-- Begin Supplied text --
The decisions about what is important and what is not- who will do what job- how stories are written – how long headlines should be. How many headlines on a page. How many inches make a column-

These are all routines that make it possible for a newspaper boss to do his job fast and cheap

And another issue of great importance to most news orgs- you.

If the paper is full of stories no one understands or no one is interested in- the newspaper will soon fail.

This is why few people not of Pakistani origin or especially interested in Pakistan (i.e studying Pakistan as part of an M.A course) will read Pakistani papers. Even a shockingly small number of foreign diplomats posted in Pakistan actually watch Pakistani TV (I ask them every single time I meet one- hey what do you think of our tv channels?)

MORE PROBLEMS WITH NEWS:

-before facts become news they have to attract attention- be noticeable

-something definite has to happen with definite, unmistakeable form. (we know what an earthquake looks like it has a form we cannot mistake. But if you call up Jang and tell them fairies are dancing in your garden they’ll probably hang up on you.)

- these events should not be ambiguous, amorphous or open ended (news orgs hate indefinite stuff- try telling them that a Minister may or may not attend a party at IBA which may or may not be a student protest against second hourlies and maybe we might have 20 or 300 attendees)
-- End Supplied text --
Set of tasks:
1. For each statement, say whether it agrees with the passage on news routines, answering yes or no and quoting the deciding words: (a) most foreign diplomats posted in Pakistan watch Pakistani TV; (b) a newspaper full of stories no one understands will soon fail; (c) news organizations prefer events that are open ended.
2. Copy the stretch of the passage on news routines from "- these events" through "or 300 attendees)", without any changes.
The listing placed after the passage on news routines is not needed.
-- Begin Data provided --
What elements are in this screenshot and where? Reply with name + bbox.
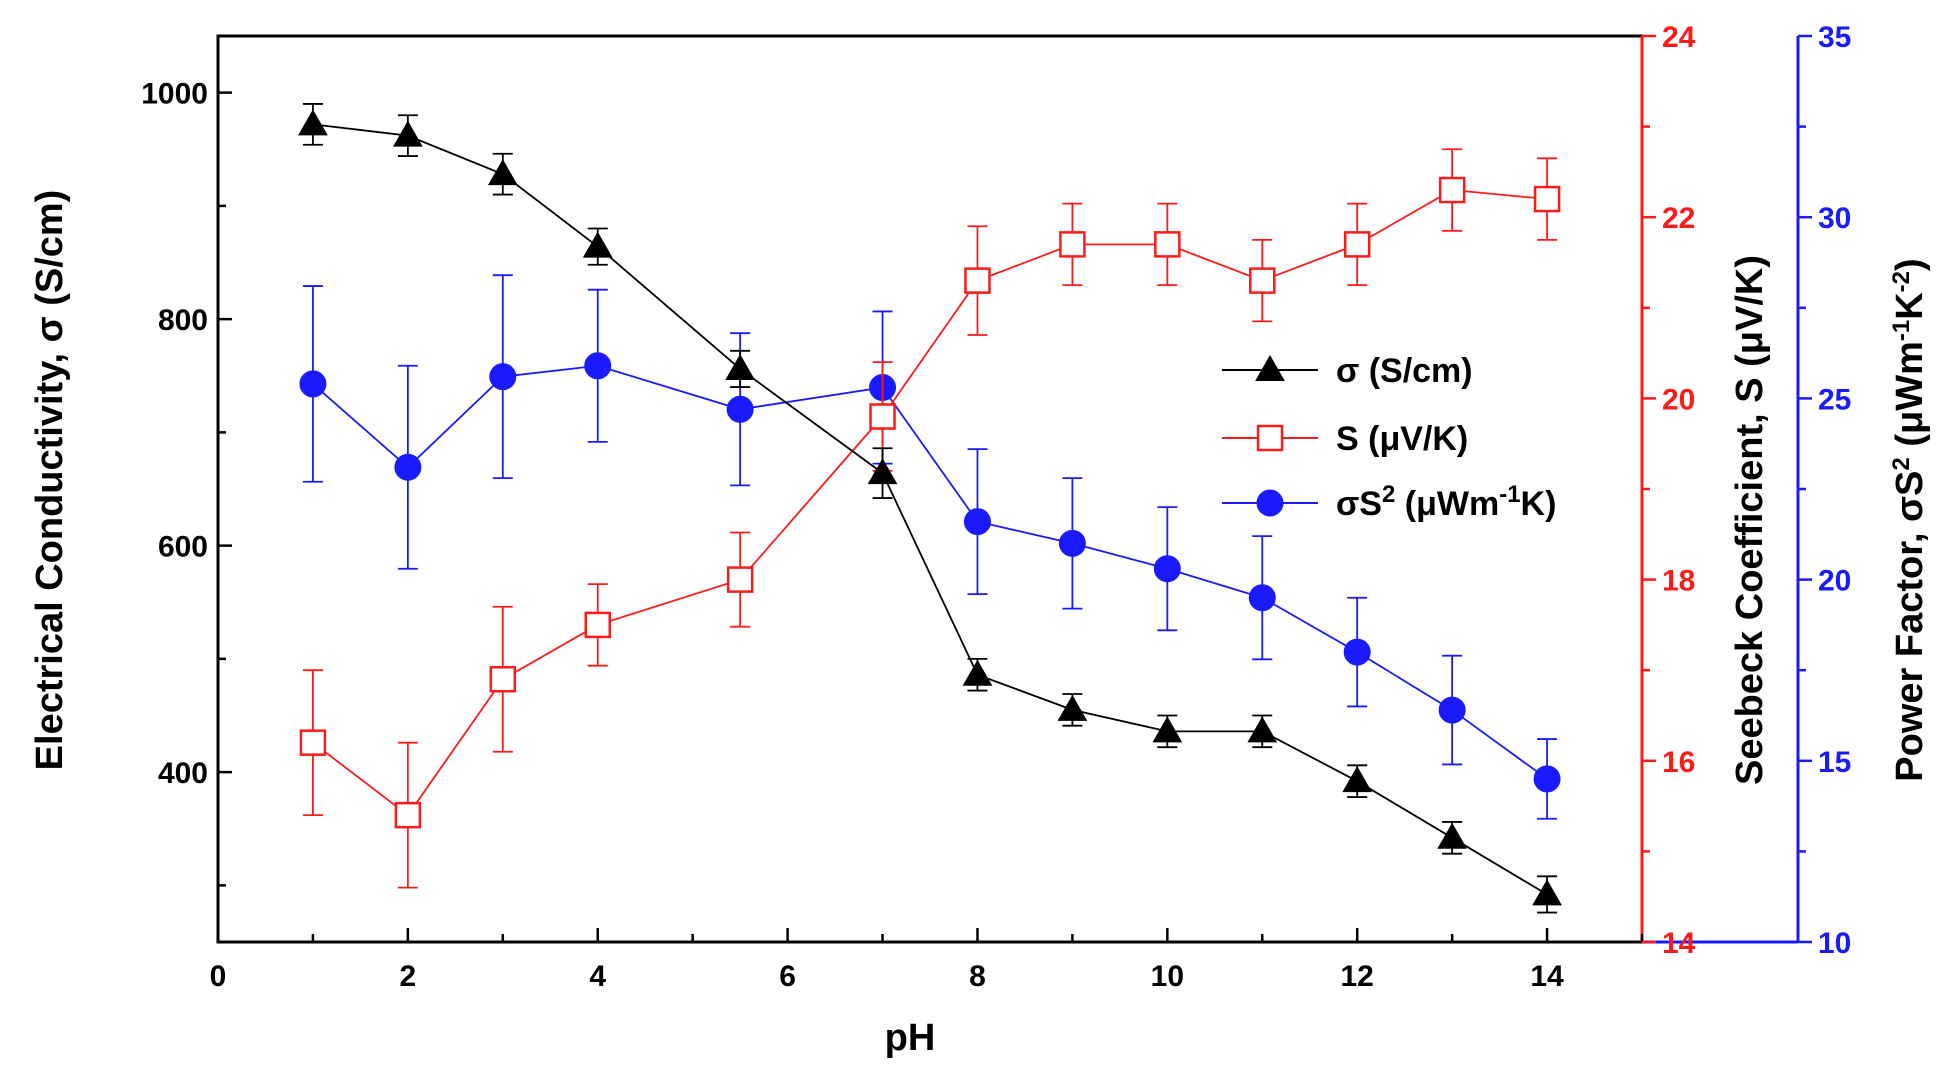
-- End Data provided --
Final results:
1.
(a) No: "Even a shockingly small number of foreign diplomats posted in Pakistan actually watch Pakistani TV"
(b) Yes: "If the paper is full of stories no one understands or no one is interested in- the newspaper will soon fail."
(c) No: "news orgs hate indefinite stuff"

2.
- these events should not be ambiguous, amorphous or open ended (news orgs hate indefinite stuff- try telling them that a Minister may or may not attend a party at IBA which may or may not be a student protest against second hourlies and maybe we might have 20 or 300 attendees)